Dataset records
⟨

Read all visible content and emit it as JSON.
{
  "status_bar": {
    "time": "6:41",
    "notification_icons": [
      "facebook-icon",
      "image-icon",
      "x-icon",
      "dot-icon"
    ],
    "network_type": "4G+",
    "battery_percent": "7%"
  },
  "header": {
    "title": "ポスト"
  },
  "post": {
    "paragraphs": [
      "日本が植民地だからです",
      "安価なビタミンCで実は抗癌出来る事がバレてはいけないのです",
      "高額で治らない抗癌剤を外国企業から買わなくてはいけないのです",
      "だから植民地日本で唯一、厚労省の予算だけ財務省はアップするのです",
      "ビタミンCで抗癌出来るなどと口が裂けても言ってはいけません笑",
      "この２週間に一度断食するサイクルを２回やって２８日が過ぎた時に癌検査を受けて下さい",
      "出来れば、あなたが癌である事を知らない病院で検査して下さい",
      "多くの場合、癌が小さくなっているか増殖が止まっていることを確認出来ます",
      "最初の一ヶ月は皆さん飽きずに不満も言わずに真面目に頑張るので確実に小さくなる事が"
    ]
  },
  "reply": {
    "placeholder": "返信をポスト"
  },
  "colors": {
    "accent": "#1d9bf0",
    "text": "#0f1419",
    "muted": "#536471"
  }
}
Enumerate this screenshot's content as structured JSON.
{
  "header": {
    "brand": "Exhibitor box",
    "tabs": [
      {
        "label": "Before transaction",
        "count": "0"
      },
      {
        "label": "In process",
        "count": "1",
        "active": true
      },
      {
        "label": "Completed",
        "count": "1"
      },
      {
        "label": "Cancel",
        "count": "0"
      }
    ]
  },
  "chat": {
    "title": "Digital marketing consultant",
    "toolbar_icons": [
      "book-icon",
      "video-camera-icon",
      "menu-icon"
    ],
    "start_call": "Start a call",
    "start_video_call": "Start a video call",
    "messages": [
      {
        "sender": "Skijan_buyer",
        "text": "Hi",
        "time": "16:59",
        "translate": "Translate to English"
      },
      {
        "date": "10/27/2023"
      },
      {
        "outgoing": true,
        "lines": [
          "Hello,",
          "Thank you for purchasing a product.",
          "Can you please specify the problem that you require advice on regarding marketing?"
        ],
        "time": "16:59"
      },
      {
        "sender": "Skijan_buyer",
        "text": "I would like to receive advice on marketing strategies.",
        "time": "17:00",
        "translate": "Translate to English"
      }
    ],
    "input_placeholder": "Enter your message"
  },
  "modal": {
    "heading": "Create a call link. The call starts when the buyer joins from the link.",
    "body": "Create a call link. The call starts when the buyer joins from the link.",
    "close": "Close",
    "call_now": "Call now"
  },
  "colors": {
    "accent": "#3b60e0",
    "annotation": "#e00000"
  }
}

⟩

What is asked
Retype all of the entries precisely as they are.

Finished exercise
Read all visible content and emit it as JSON.
{
  "status_bar": {
    "time": "6:41",
    "notification_icons": [
      "facebook-icon",
      "image-icon",
      "x-icon",
      "dot-icon"
    ],
    "network_type": "4G+",
    "battery_percent": "7%"
  },
  "header": {
    "title": "ポスト"
  },
  "post": {
    "paragraphs": [
      "日本が植民地だからです",
      "安価なビタミンCで実は抗癌出来る事がバレてはいけないのです",
      "高額で治らない抗癌剤を外国企業から買わなくてはいけないのです",
      "だから植民地日本で唯一、厚労省の予算だけ財務省はアップするのです",
      "ビタミンCで抗癌出来るなどと口が裂けても言ってはいけません笑",
      "この２週間に一度断食するサイクルを２回やって２８日が過ぎた時に癌検査を受けて下さい",
      "出来れば、あなたが癌である事を知らない病院で検査して下さい",
      "多くの場合、癌が小さくなっているか増殖が止まっていることを確認出来ます",
      "最初の一ヶ月は皆さん飽きずに不満も言わずに真面目に頑張るので確実に小さくなる事が"
    ]
  },
  "reply": {
    "placeholder": "返信をポスト"
  },
  "colors": {
    "accent": "#1d9bf0",
    "text": "#0f1419",
    "muted": "#536471"
  }
}
Enumerate this screenshot's content as structured JSON.
{
  "header": {
    "brand": "Exhibitor box",
    "tabs": [
      {
        "label": "Before transaction",
        "count": "0"
      },
      {
        "label": "In process",
        "count": "1",
        "active": true
      },
      {
        "label": "Completed",
        "count": "1"
      },
      {
        "label": "Cancel",
        "count": "0"
      }
    ]
  },
  "chat": {
    "title": "Digital marketing consultant",
    "toolbar_icons": [
      "book-icon",
      "video-camera-icon",
      "menu-icon"
    ],
    "start_call": "Start a call",
    "start_video_call": "Start a video call",
    "messages": [
      {
        "sender": "Skijan_buyer",
        "text": "Hi",
        "time": "16:59",
        "translate": "Translate to English"
      },
      {
        "date": "10/27/2023"
      },
      {
        "outgoing": true,
        "lines": [
          "Hello,",
          "Thank you for purchasing a product.",
          "Can you please specify the problem that you require advice on regarding marketing?"
        ],
        "time": "16:59"
      },
      {
        "sender": "Skijan_buyer",
        "text": "I would like to receive advice on marketing strategies.",
        "time": "17:00",
        "translate": "Translate to English"
      }
    ],
    "input_placeholder": "Enter your message"
  },
  "modal": {
    "heading": "Create a call link. The call starts when the buyer joins from the link.",
    "body": "Create a call link. The call starts when the buyer joins from the link.",
    "close": "Close",
    "call_now": "Call now"
  },
  "colors": {
    "accent": "#3b60e0",
    "annotation": "#e00000"
  }
}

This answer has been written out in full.